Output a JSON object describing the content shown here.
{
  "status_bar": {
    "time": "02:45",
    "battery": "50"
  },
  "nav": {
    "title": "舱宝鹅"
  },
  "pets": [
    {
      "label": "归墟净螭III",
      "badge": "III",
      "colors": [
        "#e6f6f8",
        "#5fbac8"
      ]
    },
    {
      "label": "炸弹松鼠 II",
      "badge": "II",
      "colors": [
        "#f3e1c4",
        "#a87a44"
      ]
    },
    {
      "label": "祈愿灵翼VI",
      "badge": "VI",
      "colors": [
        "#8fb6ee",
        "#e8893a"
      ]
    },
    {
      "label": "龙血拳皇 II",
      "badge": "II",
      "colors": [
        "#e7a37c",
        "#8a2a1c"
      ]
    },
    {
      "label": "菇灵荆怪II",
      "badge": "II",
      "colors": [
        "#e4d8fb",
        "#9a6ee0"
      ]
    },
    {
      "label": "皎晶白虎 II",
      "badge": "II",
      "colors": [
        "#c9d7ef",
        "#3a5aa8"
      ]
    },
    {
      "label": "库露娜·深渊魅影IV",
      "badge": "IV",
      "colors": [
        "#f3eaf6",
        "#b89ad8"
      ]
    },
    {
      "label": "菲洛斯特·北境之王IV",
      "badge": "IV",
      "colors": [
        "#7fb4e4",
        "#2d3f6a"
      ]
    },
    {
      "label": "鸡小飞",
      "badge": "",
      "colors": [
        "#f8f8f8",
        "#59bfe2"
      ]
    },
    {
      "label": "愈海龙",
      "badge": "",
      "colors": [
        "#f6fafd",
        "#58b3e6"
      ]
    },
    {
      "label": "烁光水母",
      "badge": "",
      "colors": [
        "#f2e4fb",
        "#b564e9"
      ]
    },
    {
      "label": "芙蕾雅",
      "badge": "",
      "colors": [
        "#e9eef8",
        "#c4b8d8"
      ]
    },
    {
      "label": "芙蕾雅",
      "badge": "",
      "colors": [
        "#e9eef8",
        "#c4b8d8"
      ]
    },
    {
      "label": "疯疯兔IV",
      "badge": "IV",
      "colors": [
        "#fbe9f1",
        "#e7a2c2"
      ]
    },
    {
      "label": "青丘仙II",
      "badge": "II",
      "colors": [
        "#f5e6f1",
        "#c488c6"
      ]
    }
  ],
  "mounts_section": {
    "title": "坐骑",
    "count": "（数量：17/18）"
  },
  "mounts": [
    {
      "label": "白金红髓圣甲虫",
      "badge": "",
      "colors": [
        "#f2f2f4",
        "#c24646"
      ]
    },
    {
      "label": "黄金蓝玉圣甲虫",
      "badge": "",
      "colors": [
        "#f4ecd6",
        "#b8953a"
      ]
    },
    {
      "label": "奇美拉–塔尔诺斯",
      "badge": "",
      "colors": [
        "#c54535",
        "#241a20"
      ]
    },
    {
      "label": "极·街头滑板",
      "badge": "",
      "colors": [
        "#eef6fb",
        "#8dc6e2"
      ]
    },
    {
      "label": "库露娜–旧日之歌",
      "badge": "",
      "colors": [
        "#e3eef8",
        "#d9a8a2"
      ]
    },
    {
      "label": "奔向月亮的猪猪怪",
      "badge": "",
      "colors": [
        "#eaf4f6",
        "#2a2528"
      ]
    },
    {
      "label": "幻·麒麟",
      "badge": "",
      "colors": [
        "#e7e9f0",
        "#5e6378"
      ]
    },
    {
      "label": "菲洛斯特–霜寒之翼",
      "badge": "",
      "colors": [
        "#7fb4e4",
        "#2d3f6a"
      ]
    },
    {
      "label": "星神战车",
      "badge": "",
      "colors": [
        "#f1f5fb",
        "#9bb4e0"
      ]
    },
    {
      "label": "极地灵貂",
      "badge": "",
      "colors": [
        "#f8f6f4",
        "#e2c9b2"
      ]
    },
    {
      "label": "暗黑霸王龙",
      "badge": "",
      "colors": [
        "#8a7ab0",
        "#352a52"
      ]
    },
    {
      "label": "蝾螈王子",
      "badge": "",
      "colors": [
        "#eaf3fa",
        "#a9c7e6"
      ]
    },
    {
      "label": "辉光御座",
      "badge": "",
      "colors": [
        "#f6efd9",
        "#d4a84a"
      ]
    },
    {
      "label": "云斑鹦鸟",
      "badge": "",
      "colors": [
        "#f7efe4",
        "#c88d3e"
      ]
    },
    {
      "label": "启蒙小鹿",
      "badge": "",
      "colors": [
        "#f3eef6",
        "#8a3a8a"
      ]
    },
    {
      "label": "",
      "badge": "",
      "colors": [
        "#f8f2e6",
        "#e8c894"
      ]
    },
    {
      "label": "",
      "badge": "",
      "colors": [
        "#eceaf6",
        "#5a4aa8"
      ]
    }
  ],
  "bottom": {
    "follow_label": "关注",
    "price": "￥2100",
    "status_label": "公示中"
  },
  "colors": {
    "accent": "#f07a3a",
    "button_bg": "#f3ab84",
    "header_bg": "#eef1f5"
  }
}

━━━━━━━━━━━━━━━━

Copy all the lines, exactly.

Output a JSON object describing the content shown here.
{
  "status_bar": {
    "time": "02:45",
    "battery": "50"
  },
  "nav": {
    "title": "舱宝鹅"
  },
  "pets": [
    {
      "label": "归墟净螭III",
      "badge": "III",
      "colors": [
        "#e6f6f8",
        "#5fbac8"
      ]
    },
    {
      "label": "炸弹松鼠 II",
      "badge": "II",
      "colors": [
        "#f3e1c4",
        "#a87a44"
      ]
    },
    {
      "label": "祈愿灵翼VI",
      "badge": "VI",
      "colors": [
        "#8fb6ee",
        "#e8893a"
      ]
    },
    {
      "label": "龙血拳皇 II",
      "badge": "II",
      "colors": [
        "#e7a37c",
        "#8a2a1c"
      ]
    },
    {
      "label": "菇灵荆怪II",
      "badge": "II",
      "colors": [
        "#e4d8fb",
        "#9a6ee0"
      ]
    },
    {
      "label": "皎晶白虎 II",
      "badge": "II",
      "colors": [
        "#c9d7ef",
        "#3a5aa8"
      ]
    },
    {
      "label": "库露娜·深渊魅影IV",
      "badge": "IV",
      "colors": [
        "#f3eaf6",
        "#b89ad8"
      ]
    },
    {
      "label": "菲洛斯特·北境之王IV",
      "badge": "IV",
      "colors": [
        "#7fb4e4",
        "#2d3f6a"
      ]
    },
    {
      "label": "鸡小飞",
      "badge": "",
      "colors": [
        "#f8f8f8",
        "#59bfe2"
      ]
    },
    {
      "label": "愈海龙",
      "badge": "",
      "colors": [
        "#f6fafd",
        "#58b3e6"
      ]
    },
    {
      "label": "烁光水母",
      "badge": "",
      "colors": [
        "#f2e4fb",
        "#b564e9"
      ]
    },
    {
      "label": "芙蕾雅",
      "badge": "",
      "colors": [
        "#e9eef8",
        "#c4b8d8"
      ]
    },
    {
      "label": "芙蕾雅",
      "badge": "",
      "colors": [
        "#e9eef8",
        "#c4b8d8"
      ]
    },
    {
      "label": "疯疯兔IV",
      "badge": "IV",
      "colors": [
        "#fbe9f1",
        "#e7a2c2"
      ]
    },
    {
      "label": "青丘仙II",
      "badge": "II",
      "colors": [
        "#f5e6f1",
        "#c488c6"
      ]
    }
  ],
  "mounts_section": {
    "title": "坐骑",
    "count": "（数量：17/18）"
  },
  "mounts": [
    {
      "label": "白金红髓圣甲虫",
      "badge": "",
      "colors": [
        "#f2f2f4",
        "#c24646"
      ]
    },
    {
      "label": "黄金蓝玉圣甲虫",
      "badge": "",
      "colors": [
        "#f4ecd6",
        "#b8953a"
      ]
    },
    {
      "label": "奇美拉–塔尔诺斯",
      "badge": "",
      "colors": [
        "#c54535",
        "#241a20"
      ]
    },
    {
      "label": "极·街头滑板",
      "badge": "",
      "colors": [
        "#eef6fb",
        "#8dc6e2"
      ]
    },
    {
      "label": "库露娜–旧日之歌",
      "badge": "",
      "colors": [
        "#e3eef8",
        "#d9a8a2"
      ]
    },
    {
      "label": "奔向月亮的猪猪怪",
      "badge": "",
      "colors": [
        "#eaf4f6",
        "#2a2528"
      ]
    },
    {
      "label": "幻·麒麟",
      "badge": "",
      "colors": [
        "#e7e9f0",
        "#5e6378"
      ]
    },
    {
      "label": "菲洛斯特–霜寒之翼",
      "badge": "",
      "colors": [
        "#7fb4e4",
        "#2d3f6a"
      ]
    },
    {
      "label": "星神战车",
      "badge": "",
      "colors": [
        "#f1f5fb",
        "#9bb4e0"
      ]
    },
    {
      "label": "极地灵貂",
      "badge": "",
      "colors": [
        "#f8f6f4",
        "#e2c9b2"
      ]
    },
    {
      "label": "暗黑霸王龙",
      "badge": "",
      "colors": [
        "#8a7ab0",
        "#352a52"
      ]
    },
    {
      "label": "蝾螈王子",
      "badge": "",
      "colors": [
        "#eaf3fa",
        "#a9c7e6"
      ]
    },
    {
      "label": "辉光御座",
      "badge": "",
      "colors": [
        "#f6efd9",
        "#d4a84a"
      ]
    },
    {
      "label": "云斑鹦鸟",
      "badge": "",
      "colors": [
        "#f7efe4",
        "#c88d3e"
      ]
    },
    {
      "label": "启蒙小鹿",
      "badge": "",
      "colors": [
        "#f3eef6",
        "#8a3a8a"
      ]
    },
    {
      "label": "",
      "badge": "",
      "colors": [
        "#f8f2e6",
        "#e8c894"
      ]
    },
    {
      "label": "",
      "badge": "",
      "colors": [
        "#eceaf6",
        "#5a4aa8"
      ]
    }
  ],
  "bottom": {
    "follow_label": "关注",
    "price": "￥2100",
    "status_label": "公示中"
  },
  "colors": {
    "accent": "#f07a3a",
    "button_bg": "#f3ab84",
    "header_bg": "#eef1f5"
  }
}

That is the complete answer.